Set task:
Your task is to print all of the data word for word.

─── Input data

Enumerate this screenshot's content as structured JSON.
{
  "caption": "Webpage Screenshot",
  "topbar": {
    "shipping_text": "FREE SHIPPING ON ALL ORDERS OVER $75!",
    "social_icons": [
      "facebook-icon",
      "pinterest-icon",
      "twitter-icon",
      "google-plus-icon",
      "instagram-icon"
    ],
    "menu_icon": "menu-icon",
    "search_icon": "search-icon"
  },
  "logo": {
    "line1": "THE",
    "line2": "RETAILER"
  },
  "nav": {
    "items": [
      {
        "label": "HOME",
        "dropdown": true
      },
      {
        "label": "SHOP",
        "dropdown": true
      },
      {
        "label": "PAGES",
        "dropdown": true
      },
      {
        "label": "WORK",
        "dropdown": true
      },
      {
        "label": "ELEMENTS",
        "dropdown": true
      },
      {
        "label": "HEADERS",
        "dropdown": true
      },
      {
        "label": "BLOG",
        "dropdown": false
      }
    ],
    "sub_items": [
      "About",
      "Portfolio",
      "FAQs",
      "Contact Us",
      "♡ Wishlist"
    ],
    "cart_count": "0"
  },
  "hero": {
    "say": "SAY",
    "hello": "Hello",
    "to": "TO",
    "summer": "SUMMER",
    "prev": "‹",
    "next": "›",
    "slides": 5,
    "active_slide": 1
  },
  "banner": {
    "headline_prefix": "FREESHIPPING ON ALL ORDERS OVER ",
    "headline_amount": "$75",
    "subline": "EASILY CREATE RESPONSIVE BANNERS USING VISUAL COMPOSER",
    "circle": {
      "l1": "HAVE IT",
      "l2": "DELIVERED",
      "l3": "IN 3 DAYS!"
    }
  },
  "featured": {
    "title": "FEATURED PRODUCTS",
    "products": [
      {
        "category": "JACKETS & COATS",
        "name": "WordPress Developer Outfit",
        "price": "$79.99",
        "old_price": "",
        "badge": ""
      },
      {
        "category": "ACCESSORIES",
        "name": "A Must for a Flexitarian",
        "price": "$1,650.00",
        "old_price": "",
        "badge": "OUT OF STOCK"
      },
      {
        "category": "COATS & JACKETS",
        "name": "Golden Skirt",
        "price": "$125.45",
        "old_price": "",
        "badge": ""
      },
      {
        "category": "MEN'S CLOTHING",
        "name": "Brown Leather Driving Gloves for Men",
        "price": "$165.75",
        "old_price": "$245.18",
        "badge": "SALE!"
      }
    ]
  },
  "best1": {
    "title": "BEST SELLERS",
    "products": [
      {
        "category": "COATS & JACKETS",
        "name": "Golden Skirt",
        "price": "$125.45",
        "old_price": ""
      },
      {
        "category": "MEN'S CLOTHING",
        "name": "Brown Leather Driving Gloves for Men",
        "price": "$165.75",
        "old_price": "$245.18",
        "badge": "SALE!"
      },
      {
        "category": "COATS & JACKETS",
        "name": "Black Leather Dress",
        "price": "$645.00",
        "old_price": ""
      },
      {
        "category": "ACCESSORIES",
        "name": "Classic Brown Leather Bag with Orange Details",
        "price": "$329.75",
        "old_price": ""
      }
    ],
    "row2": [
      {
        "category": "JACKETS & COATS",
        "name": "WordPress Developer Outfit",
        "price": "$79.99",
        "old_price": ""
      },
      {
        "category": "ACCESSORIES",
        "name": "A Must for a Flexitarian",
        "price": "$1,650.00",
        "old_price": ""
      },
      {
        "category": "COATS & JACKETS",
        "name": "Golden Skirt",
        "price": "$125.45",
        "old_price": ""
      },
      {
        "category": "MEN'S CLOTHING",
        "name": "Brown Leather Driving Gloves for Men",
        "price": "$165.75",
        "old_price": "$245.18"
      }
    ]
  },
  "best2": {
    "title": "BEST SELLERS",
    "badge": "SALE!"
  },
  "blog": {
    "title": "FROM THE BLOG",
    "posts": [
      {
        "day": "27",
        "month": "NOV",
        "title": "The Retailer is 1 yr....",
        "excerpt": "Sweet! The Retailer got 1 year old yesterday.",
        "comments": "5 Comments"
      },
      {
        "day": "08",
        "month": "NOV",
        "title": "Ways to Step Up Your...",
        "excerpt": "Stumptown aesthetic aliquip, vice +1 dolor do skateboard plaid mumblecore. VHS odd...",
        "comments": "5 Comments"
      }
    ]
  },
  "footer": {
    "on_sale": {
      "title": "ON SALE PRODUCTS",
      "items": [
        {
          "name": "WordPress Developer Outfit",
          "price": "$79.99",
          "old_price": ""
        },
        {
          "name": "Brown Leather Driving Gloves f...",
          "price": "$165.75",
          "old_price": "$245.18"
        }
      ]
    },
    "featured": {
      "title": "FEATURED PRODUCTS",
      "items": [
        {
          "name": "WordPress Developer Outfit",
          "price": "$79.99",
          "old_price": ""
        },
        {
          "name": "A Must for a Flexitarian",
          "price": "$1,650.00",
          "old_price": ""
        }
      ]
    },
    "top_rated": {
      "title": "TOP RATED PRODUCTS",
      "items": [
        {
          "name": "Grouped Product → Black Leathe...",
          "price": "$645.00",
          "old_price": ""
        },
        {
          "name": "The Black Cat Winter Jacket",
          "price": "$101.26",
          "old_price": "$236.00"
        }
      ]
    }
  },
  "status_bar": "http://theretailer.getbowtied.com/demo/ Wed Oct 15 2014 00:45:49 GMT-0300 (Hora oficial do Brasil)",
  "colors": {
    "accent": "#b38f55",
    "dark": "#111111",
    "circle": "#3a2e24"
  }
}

──────

Solved problem:
Enumerate this screenshot's content as structured JSON.
{
  "caption": "Webpage Screenshot",
  "topbar": {
    "shipping_text": "FREE SHIPPING ON ALL ORDERS OVER $75!",
    "social_icons": [
      "facebook-icon",
      "pinterest-icon",
      "twitter-icon",
      "google-plus-icon",
      "instagram-icon"
    ],
    "menu_icon": "menu-icon",
    "search_icon": "search-icon"
  },
  "logo": {
    "line1": "THE",
    "line2": "RETAILER"
  },
  "nav": {
    "items": [
      {
        "label": "HOME",
        "dropdown": true
      },
      {
        "label": "SHOP",
        "dropdown": true
      },
      {
        "label": "PAGES",
        "dropdown": true
      },
      {
        "label": "WORK",
        "dropdown": true
      },
      {
        "label": "ELEMENTS",
        "dropdown": true
      },
      {
        "label": "HEADERS",
        "dropdown": true
      },
      {
        "label": "BLOG",
        "dropdown": false
      }
    ],
    "sub_items": [
      "About",
      "Portfolio",
      "FAQs",
      "Contact Us",
      "♡ Wishlist"
    ],
    "cart_count": "0"
  },
  "hero": {
    "say": "SAY",
    "hello": "Hello",
    "to": "TO",
    "summer": "SUMMER",
    "prev": "‹",
    "next": "›",
    "slides": 5,
    "active_slide": 1
  },
  "banner": {
    "headline_prefix": "FREESHIPPING ON ALL ORDERS OVER ",
    "headline_amount": "$75",
    "subline": "EASILY CREATE RESPONSIVE BANNERS USING VISUAL COMPOSER",
    "circle": {
      "l1": "HAVE IT",
      "l2": "DELIVERED",
      "l3": "IN 3 DAYS!"
    }
  },
  "featured": {
    "title": "FEATURED PRODUCTS",
    "products": [
      {
        "category": "JACKETS & COATS",
        "name": "WordPress Developer Outfit",
        "price": "$79.99",
        "old_price": "",
        "badge": ""
      },
      {
        "category": "ACCESSORIES",
        "name": "A Must for a Flexitarian",
        "price": "$1,650.00",
        "old_price": "",
        "badge": "OUT OF STOCK"
      },
      {
        "category": "COATS & JACKETS",
        "name": "Golden Skirt",
        "price": "$125.45",
        "old_price": "",
        "badge": ""
      },
      {
        "category": "MEN'S CLOTHING",
        "name": "Brown Leather Driving Gloves for Men",
        "price": "$165.75",
        "old_price": "$245.18",
        "badge": "SALE!"
      }
    ]
  },
  "best1": {
    "title": "BEST SELLERS",
    "products": [
      {
        "category": "COATS & JACKETS",
        "name": "Golden Skirt",
        "price": "$125.45",
        "old_price": ""
      },
      {
        "category": "MEN'S CLOTHING",
        "name": "Brown Leather Driving Gloves for Men",
        "price": "$165.75",
        "old_price": "$245.18",
        "badge": "SALE!"
      },
      {
        "category": "COATS & JACKETS",
        "name": "Black Leather Dress",
        "price": "$645.00",
        "old_price": ""
      },
      {
        "category": "ACCESSORIES",
        "name": "Classic Brown Leather Bag with Orange Details",
        "price": "$329.75",
        "old_price": ""
      }
    ],
    "row2": [
      {
        "category": "JACKETS & COATS",
        "name": "WordPress Developer Outfit",
        "price": "$79.99",
        "old_price": ""
      },
      {
        "category": "ACCESSORIES",
        "name": "A Must for a Flexitarian",
        "price": "$1,650.00",
        "old_price": ""
      },
      {
        "category": "COATS & JACKETS",
        "name": "Golden Skirt",
        "price": "$125.45",
        "old_price": ""
      },
      {
        "category": "MEN'S CLOTHING",
        "name": "Brown Leather Driving Gloves for Men",
        "price": "$165.75",
        "old_price": "$245.18"
      }
    ]
  },
  "best2": {
    "title": "BEST SELLERS",
    "badge": "SALE!"
  },
  "blog": {
    "title": "FROM THE BLOG",
    "posts": [
      {
        "day": "27",
        "month": "NOV",
        "title": "The Retailer is 1 yr....",
        "excerpt": "Sweet! The Retailer got 1 year old yesterday.",
        "comments": "5 Comments"
      },
      {
        "day": "08",
        "month": "NOV",
        "title": "Ways to Step Up Your...",
        "excerpt": "Stumptown aesthetic aliquip, vice +1 dolor do skateboard plaid mumblecore. VHS odd...",
        "comments": "5 Comments"
      }
    ]
  },
  "footer": {
    "on_sale": {
      "title": "ON SALE PRODUCTS",
      "items": [
        {
          "name": "WordPress Developer Outfit",
          "price": "$79.99",
          "old_price": ""
        },
        {
          "name": "Brown Leather Driving Gloves f...",
          "price": "$165.75",
          "old_price": "$245.18"
        }
      ]
    },
    "featured": {
      "title": "FEATURED PRODUCTS",
      "items": [
        {
          "name": "WordPress Developer Outfit",
          "price": "$79.99",
          "old_price": ""
        },
        {
          "name": "A Must for a Flexitarian",
          "price": "$1,650.00",
          "old_price": ""
        }
      ]
    },
    "top_rated": {
      "title": "TOP RATED PRODUCTS",
      "items": [
        {
          "name": "Grouped Product → Black Leathe...",
          "price": "$645.00",
          "old_price": ""
        },
        {
          "name": "The Black Cat Winter Jacket",
          "price": "$101.26",
          "old_price": "$236.00"
        }
      ]
    }
  },
  "status_bar": "http://theretailer.getbowtied.com/demo/ Wed Oct 15 2014 00:45:49 GMT-0300 (Hora oficial do Brasil)",
  "colors": {
    "accent": "#b38f55",
    "dark": "#111111",
    "circle": "#3a2e24"
  }
}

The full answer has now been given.